● Given task:
Leave out the pictures and repeat the data exactly.

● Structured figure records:
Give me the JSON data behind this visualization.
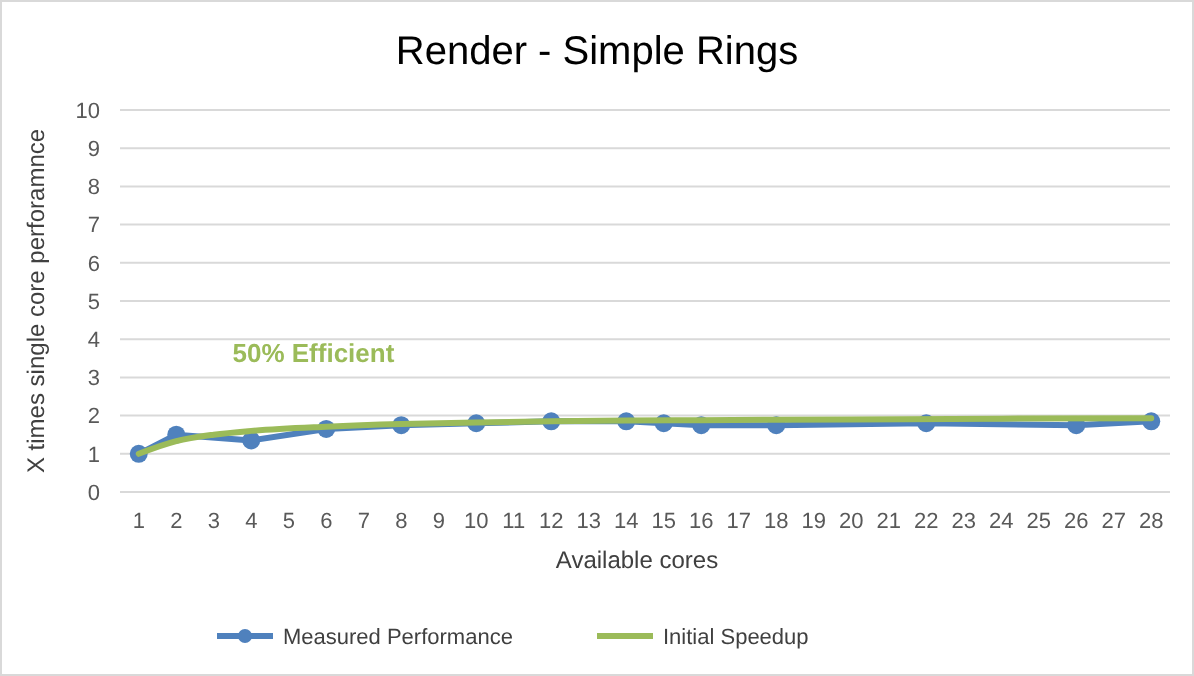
{
  "chart_data": {
    "type": "line",
    "title": "Render - Simple Rings",
    "xlabel": "Available cores",
    "ylabel": "X times single core perforamnce",
    "xlim": [
      0.5,
      28.5
    ],
    "xticks": [
      1,
      2,
      3,
      4,
      5,
      6,
      7,
      8,
      9,
      10,
      11,
      12,
      13,
      14,
      15,
      16,
      17,
      18,
      19,
      20,
      21,
      22,
      23,
      24,
      25,
      26,
      27,
      28
    ],
    "ylim": [
      0,
      10
    ],
    "yticks": [
      0,
      1,
      2,
      3,
      4,
      5,
      6,
      7,
      8,
      9,
      10
    ],
    "grid": "y",
    "legend": "bottom",
    "line_style": "solid",
    "annotations": [
      "50% Efficient"
    ],
    "series": [
      {
        "name": "Measured Performance",
        "color": "#4f81bd",
        "marker": "circle",
        "x": [
          1,
          2,
          4,
          6,
          8,
          10,
          12,
          14,
          15,
          16,
          18,
          22,
          26,
          28
        ],
        "values": [
          1.0,
          1.5,
          1.35,
          1.65,
          1.75,
          1.8,
          1.85,
          1.85,
          1.8,
          1.75,
          1.75,
          1.8,
          1.75,
          1.85
        ]
      },
      {
        "name": "Initial Speedup",
        "color": "#9bbb59",
        "marker": "none",
        "x": [
          1,
          2,
          3,
          4,
          6,
          8,
          10,
          12,
          14,
          16,
          20,
          24,
          28
        ],
        "values": [
          1.0,
          1.33,
          1.5,
          1.6,
          1.71,
          1.78,
          1.82,
          1.85,
          1.87,
          1.88,
          1.9,
          1.92,
          1.93
        ]
      }
    ]
  }
}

● Exercise result:
Give me the JSON data behind this visualization.
{
  "chart_data": {
    "type": "line",
    "title": "Render - Simple Rings",
    "xlabel": "Available cores",
    "ylabel": "X times single core perforamnce",
    "xlim": [
      0.5,
      28.5
    ],
    "xticks": [
      1,
      2,
      3,
      4,
      5,
      6,
      7,
      8,
      9,
      10,
      11,
      12,
      13,
      14,
      15,
      16,
      17,
      18,
      19,
      20,
      21,
      22,
      23,
      24,
      25,
      26,
      27,
      28
    ],
    "ylim": [
      0,
      10
    ],
    "yticks": [
      0,
      1,
      2,
      3,
      4,
      5,
      6,
      7,
      8,
      9,
      10
    ],
    "grid": "y",
    "legend": "bottom",
    "line_style": "solid",
    "annotations": [
      "50% Efficient"
    ],
    "series": [
      {
        "name": "Measured Performance",
        "color": "#4f81bd",
        "marker": "circle",
        "x": [
          1,
          2,
          4,
          6,
          8,
          10,
          12,
          14,
          15,
          16,
          18,
          22,
          26,
          28
        ],
        "values": [
          1.0,
          1.5,
          1.35,
          1.65,
          1.75,
          1.8,
          1.85,
          1.85,
          1.8,
          1.75,
          1.75,
          1.8,
          1.75,
          1.85
        ]
      },
      {
        "name": "Initial Speedup",
        "color": "#9bbb59",
        "marker": "none",
        "x": [
          1,
          2,
          3,
          4,
          6,
          8,
          10,
          12,
          14,
          16,
          20,
          24,
          28
        ],
        "values": [
          1.0,
          1.33,
          1.5,
          1.6,
          1.71,
          1.78,
          1.82,
          1.85,
          1.87,
          1.88,
          1.9,
          1.92,
          1.93
        ]
      }
    ]
  }
}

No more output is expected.